(Dataset items)

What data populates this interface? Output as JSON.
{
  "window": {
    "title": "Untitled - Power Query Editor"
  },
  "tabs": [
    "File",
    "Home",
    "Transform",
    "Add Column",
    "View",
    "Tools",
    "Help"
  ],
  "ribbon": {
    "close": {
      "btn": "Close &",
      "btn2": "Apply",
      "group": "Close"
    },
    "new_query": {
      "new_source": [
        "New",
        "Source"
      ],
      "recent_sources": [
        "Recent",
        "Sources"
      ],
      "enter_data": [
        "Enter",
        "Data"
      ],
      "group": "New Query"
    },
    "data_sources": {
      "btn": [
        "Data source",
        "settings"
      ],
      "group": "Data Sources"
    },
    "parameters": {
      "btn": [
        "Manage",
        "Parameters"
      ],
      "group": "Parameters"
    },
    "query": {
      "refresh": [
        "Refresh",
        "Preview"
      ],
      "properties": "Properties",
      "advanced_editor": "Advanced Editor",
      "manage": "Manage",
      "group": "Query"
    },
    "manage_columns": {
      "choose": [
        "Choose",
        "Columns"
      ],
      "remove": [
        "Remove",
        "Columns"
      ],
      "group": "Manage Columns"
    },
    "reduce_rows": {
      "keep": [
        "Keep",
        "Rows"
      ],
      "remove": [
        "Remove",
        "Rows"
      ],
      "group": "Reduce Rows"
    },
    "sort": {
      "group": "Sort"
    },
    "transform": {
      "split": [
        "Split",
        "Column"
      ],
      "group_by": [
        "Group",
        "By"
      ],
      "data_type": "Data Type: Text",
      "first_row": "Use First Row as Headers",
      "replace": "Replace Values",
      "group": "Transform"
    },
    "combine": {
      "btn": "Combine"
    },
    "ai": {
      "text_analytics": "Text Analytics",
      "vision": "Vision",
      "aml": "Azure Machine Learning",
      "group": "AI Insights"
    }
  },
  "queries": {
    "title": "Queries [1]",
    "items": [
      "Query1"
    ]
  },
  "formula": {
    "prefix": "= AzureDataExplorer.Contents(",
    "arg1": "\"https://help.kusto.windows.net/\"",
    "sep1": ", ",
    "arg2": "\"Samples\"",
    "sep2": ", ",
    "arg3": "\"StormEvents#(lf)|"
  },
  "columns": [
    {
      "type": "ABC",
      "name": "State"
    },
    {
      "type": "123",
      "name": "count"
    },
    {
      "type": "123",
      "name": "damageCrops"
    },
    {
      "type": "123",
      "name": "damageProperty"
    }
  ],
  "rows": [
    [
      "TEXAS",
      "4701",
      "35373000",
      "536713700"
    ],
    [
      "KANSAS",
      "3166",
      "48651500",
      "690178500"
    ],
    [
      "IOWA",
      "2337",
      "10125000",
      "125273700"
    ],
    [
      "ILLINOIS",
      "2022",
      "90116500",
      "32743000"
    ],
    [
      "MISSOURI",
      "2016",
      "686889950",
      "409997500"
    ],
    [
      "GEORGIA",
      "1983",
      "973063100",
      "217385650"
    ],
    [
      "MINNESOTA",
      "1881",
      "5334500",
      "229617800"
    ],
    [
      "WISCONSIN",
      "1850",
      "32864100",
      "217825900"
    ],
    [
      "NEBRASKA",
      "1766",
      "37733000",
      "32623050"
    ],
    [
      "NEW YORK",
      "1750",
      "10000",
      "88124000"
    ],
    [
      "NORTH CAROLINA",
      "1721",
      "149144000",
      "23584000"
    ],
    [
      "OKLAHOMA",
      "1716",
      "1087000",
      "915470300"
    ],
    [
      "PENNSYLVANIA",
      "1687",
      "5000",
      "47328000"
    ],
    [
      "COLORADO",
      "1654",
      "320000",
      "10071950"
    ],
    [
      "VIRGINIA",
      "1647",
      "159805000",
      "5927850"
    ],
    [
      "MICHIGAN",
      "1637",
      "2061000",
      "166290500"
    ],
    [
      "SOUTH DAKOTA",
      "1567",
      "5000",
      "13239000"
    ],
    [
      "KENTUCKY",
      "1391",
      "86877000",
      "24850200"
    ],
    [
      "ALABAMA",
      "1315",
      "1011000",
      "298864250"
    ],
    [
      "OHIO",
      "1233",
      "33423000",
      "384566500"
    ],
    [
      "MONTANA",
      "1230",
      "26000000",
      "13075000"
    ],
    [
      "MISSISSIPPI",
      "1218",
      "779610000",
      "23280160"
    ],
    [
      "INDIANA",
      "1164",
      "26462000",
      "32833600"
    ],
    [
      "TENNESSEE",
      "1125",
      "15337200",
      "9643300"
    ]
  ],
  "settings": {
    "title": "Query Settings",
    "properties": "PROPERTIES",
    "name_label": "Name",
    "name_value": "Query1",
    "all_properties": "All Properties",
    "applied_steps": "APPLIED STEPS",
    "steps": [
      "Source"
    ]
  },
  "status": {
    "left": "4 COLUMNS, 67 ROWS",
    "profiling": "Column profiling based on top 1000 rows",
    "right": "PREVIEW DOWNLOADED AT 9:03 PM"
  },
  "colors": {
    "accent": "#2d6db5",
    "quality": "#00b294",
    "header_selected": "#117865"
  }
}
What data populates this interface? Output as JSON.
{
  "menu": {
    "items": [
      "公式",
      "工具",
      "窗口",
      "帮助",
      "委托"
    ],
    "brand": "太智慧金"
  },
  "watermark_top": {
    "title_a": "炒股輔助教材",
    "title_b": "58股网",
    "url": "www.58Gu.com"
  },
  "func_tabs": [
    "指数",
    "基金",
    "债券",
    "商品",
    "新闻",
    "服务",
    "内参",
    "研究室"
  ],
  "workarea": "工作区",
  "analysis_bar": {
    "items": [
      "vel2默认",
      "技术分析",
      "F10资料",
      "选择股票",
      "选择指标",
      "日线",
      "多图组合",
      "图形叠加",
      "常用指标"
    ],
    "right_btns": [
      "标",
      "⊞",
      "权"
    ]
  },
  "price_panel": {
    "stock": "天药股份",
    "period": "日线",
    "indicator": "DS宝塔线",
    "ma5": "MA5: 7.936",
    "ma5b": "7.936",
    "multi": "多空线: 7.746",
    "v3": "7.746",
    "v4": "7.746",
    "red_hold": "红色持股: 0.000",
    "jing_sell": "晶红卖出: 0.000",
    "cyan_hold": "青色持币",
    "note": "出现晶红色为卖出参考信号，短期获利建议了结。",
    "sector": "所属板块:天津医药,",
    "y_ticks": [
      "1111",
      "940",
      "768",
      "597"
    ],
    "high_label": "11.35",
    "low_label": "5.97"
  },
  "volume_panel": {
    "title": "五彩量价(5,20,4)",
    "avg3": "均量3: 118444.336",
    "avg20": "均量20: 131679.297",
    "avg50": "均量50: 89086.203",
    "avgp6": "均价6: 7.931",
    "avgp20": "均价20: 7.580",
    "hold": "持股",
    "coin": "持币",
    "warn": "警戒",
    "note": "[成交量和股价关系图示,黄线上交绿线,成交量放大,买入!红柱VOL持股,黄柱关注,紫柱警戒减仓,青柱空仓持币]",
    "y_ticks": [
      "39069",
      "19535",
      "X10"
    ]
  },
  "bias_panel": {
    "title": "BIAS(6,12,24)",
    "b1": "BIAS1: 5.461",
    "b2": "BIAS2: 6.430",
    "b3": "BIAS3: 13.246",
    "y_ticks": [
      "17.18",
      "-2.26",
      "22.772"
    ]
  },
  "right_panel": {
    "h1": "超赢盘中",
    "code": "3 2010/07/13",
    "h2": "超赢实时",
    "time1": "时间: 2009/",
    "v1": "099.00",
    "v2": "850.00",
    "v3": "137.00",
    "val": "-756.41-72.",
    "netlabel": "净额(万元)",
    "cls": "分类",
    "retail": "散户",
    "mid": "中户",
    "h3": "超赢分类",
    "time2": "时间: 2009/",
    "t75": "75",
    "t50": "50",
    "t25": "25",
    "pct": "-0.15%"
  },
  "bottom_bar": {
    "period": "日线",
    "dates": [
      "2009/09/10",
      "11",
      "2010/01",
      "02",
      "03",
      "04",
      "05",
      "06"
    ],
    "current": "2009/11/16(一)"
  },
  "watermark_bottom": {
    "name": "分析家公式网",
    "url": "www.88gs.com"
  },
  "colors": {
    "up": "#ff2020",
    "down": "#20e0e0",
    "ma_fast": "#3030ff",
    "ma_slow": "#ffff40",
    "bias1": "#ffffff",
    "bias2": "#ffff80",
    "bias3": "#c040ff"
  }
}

> _Given instruction_
Go through the material and select each line with the string "Editor" in it.

> _Task output_
    "title": "Untitled - Power Query Editor"
      "advanced_editor": "Advanced Editor",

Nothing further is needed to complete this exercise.